■ **Aim**: Only the number is wanted: how many lines in the data contain "执行标准"?
— Begin —
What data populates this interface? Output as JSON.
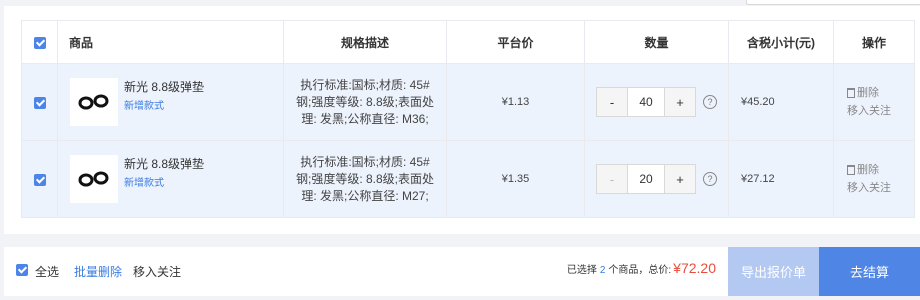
{
  "header": {
    "columns": {
      "product": "商品",
      "spec": "规格描述",
      "price": "平台价",
      "quantity": "数量",
      "subtotal": "含税小计(元)",
      "actions": "操作"
    }
  },
  "items": [
    {
      "checked": true,
      "name": "新光 8.8级弹垫",
      "tag": "新增款式",
      "spec": "执行标准:国标;材质: 45#钢;强度等级: 8.8级;表面处理: 发黑;公称直径: M36;",
      "price": "¥1.13",
      "quantity": "40",
      "minus": "-",
      "plus": "+",
      "help": "?",
      "subtotal": "¥45.20",
      "delete_label": "删除",
      "follow_label": "移入关注"
    },
    {
      "checked": true,
      "name": "新光 8.8级弹垫",
      "tag": "新增款式",
      "spec": "执行标准:国标;材质: 45#钢;强度等级: 8.8级;表面处理: 发黑;公称直径: M27;",
      "price": "¥1.35",
      "quantity": "20",
      "minus": "-",
      "plus": "+",
      "help": "?",
      "subtotal": "¥27.12",
      "delete_label": "删除",
      "follow_label": "移入关注"
    }
  ],
  "footer": {
    "select_all_label": "全选",
    "batch_delete_label": "批量删除",
    "follow_label": "移入关注",
    "selected_prefix": "已选择",
    "selected_count": "2",
    "selected_suffix": "个商品，总价:",
    "total": "¥72.20",
    "export_button": "导出报价单",
    "checkout_button": "去结算"
  },
  "colors": {
    "accent": "#4f86e6",
    "row_highlight": "#edf3fd",
    "price_red": "#e84d3d",
    "export_disabled": "#b3c9f1"
  },
  "icons": [
    "checkbox-checked-icon",
    "trash-icon",
    "question-circle-icon",
    "spring-washer-image"
  ]
}
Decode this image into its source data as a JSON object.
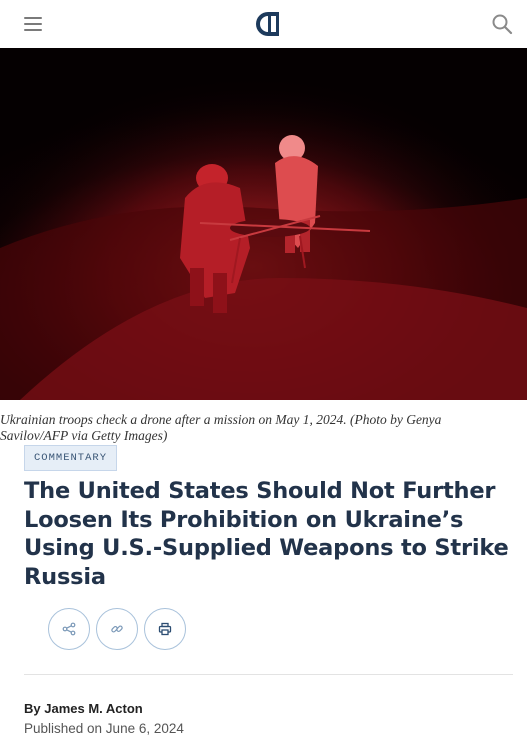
{
  "header": {
    "menu_icon": "hamburger-icon",
    "logo_icon": "carnegie-c-logo",
    "search_icon": "search-icon"
  },
  "hero": {
    "caption": "Ukrainian troops check a drone after a mission on May 1, 2024. (Photo by Genya Savilov/AFP via Getty Images)"
  },
  "article": {
    "category": "COMMENTARY",
    "title": "The United States Should Not Further Loosen Its Prohibition on Ukraine’s Using U.S.-Supplied Weapons to Strike Russia",
    "share_buttons": [
      "share-icon",
      "link-icon",
      "print-icon"
    ],
    "byline_prefix": "By ",
    "author": "James M. Acton",
    "published": "Published on June 6, 2024"
  },
  "colors": {
    "brand_navy": "#1d3a5c",
    "title": "#22334a",
    "badge_bg": "#e6eef7",
    "button_border": "#a9c2db"
  }
}
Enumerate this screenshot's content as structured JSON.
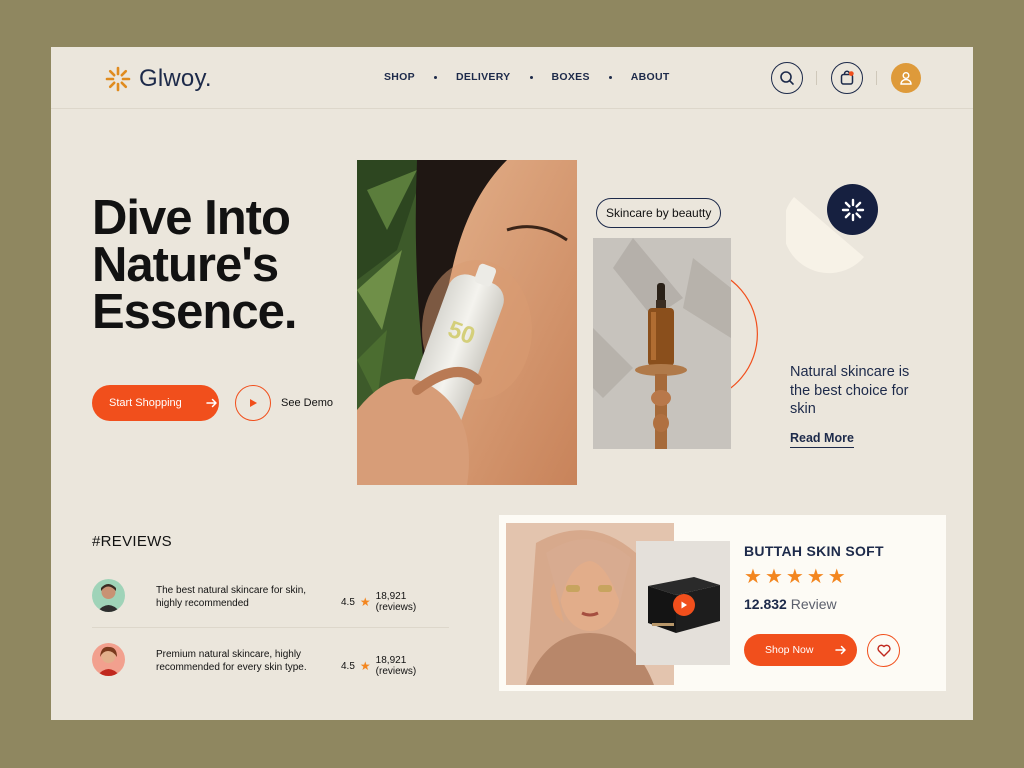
{
  "brand": {
    "name": "Glwoy."
  },
  "nav": {
    "items": [
      "SHOP",
      "DELIVERY",
      "BOXES",
      "ABOUT"
    ]
  },
  "hero": {
    "title_lines": [
      "Dive Into",
      "Nature's",
      "Essence."
    ],
    "primary_cta": "Start Shopping",
    "secondary_cta": "See Demo"
  },
  "feature": {
    "tag": "Skincare by beautty",
    "description": "Natural skincare is the best choice for skin",
    "link": "Read More"
  },
  "reviews": {
    "title": "#REVIEWS",
    "items": [
      {
        "text": "The best natural skincare for skin, highly recommended",
        "rating": "4.5",
        "count": "18,921 (reviews)"
      },
      {
        "text": "Premium natural skincare, highly recommended for every skin type.",
        "rating": "4.5",
        "count": "18,921 (reviews)"
      }
    ]
  },
  "product": {
    "name": "BUTTAH SKIN SOFT",
    "stars": 5,
    "review_number": "12.832",
    "review_label": "Review",
    "cta": "Shop Now"
  },
  "colors": {
    "accent": "#f14f1c",
    "navy": "#1d2a4a",
    "background": "#ebe6dc",
    "star": "#f3861f",
    "avatar": "#de9a3a"
  }
}
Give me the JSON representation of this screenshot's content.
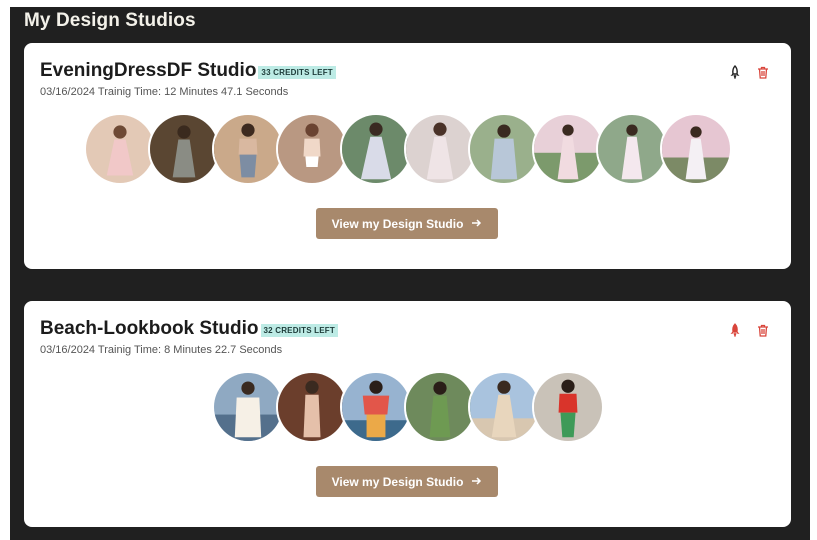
{
  "page_title": "My Design Studios",
  "colors": {
    "background": "#202020",
    "card": "#ffffff",
    "credits_badge": "#bdebe5",
    "button": "#a8896c",
    "delete_icon": "#d9453b",
    "status_icon_active": "#d9453b",
    "status_icon_inactive": "#222222"
  },
  "studios": [
    {
      "name": "EveningDressDF Studio",
      "credits": "33 CREDITS LEFT",
      "meta": "03/16/2024 Trainig Time: 12 Minutes 47.1 Seconds",
      "status_icon": "rocket-icon",
      "delete_icon": "trash-icon",
      "button_label": "View my Design Studio",
      "button_icon": "arrow-right-icon",
      "avatar_count": 10
    },
    {
      "name": "Beach-Lookbook Studio",
      "credits": "32 CREDITS LEFT",
      "meta": "03/16/2024 Trainig Time: 8 Minutes 22.7 Seconds",
      "status_icon": "rocket-icon",
      "delete_icon": "trash-icon",
      "button_label": "View my Design Studio",
      "button_icon": "arrow-right-icon",
      "avatar_count": 6
    }
  ]
}
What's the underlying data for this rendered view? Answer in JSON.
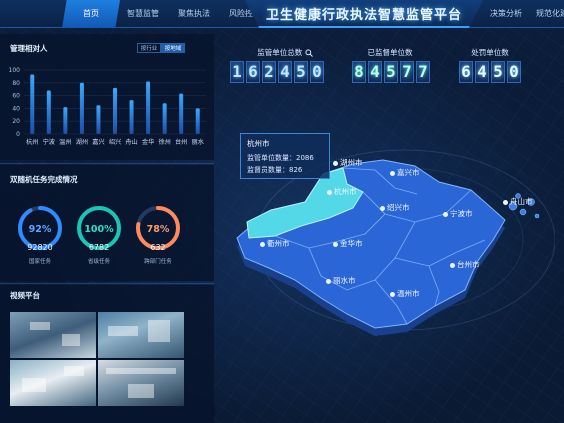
{
  "header": {
    "title": "卫生健康行政执法智慧监管平台",
    "nav_left": [
      "首页",
      "智慧监管",
      "聚焦执法",
      "风险控制"
    ],
    "nav_right": [
      "决策分析",
      "规范化建"
    ]
  },
  "panel_manage": {
    "title": "管理相对人",
    "tabs": [
      "按行业",
      "按地域"
    ],
    "active_tab": "按地域"
  },
  "chart_data": {
    "type": "bar",
    "categories": [
      "杭州",
      "宁波",
      "温州",
      "湖州",
      "嘉兴",
      "绍兴",
      "舟山",
      "金华",
      "徐州",
      "台州",
      "丽水"
    ],
    "values": [
      93,
      68,
      42,
      80,
      45,
      72,
      53,
      82,
      48,
      63,
      40
    ],
    "yticks": [
      0,
      20,
      40,
      60,
      80,
      100
    ],
    "ylim": [
      0,
      100
    ],
    "xlabel": "",
    "ylabel": "",
    "colors": {
      "bar_top": "#39a9ff",
      "bar_bottom": "#1c4fa8"
    }
  },
  "panel_tasks": {
    "title": "双随机任务完成情况",
    "rings": [
      {
        "percent": "92%",
        "value": "92820",
        "caption": "国家任务",
        "fraction": 0.92,
        "color": "#2f8cff"
      },
      {
        "percent": "100%",
        "value": "6782",
        "caption": "省级任务",
        "fraction": 1.0,
        "color": "#17c7b3"
      },
      {
        "percent": "78%",
        "value": "632",
        "caption": "跨部门任务",
        "fraction": 0.78,
        "color": "#ff8a5c"
      }
    ]
  },
  "panel_video": {
    "title": "视频平台"
  },
  "stats": [
    {
      "label": "监管单位总数",
      "digits": [
        "1",
        "6",
        "2",
        "4",
        "5",
        "0"
      ],
      "has_search": true,
      "style": "blue"
    },
    {
      "label": "已监督单位数",
      "digits": [
        "8",
        "4",
        "5",
        "7",
        "7"
      ],
      "has_search": false,
      "style": "cyan"
    },
    {
      "label": "处罚单位数",
      "digits": [
        "6",
        "4",
        "5",
        "0"
      ],
      "has_search": false,
      "style": "mint"
    }
  ],
  "tooltip": {
    "city": "杭州市",
    "row1_label": "监管单位数量：",
    "row1_value": "2086",
    "row2_label": "监督员数量：",
    "row2_value": "826"
  },
  "map": {
    "cities": [
      "湖州市",
      "嘉兴市",
      "杭州市",
      "绍兴市",
      "宁波市",
      "舟山市",
      "衢州市",
      "金华市",
      "台州市",
      "丽水市",
      "温州市"
    ],
    "colors": {
      "base": "#2a66d6",
      "highlight": "#53d8e8",
      "edge": "#7fb6ff"
    }
  }
}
— End —
■ **Exercise solution**: 2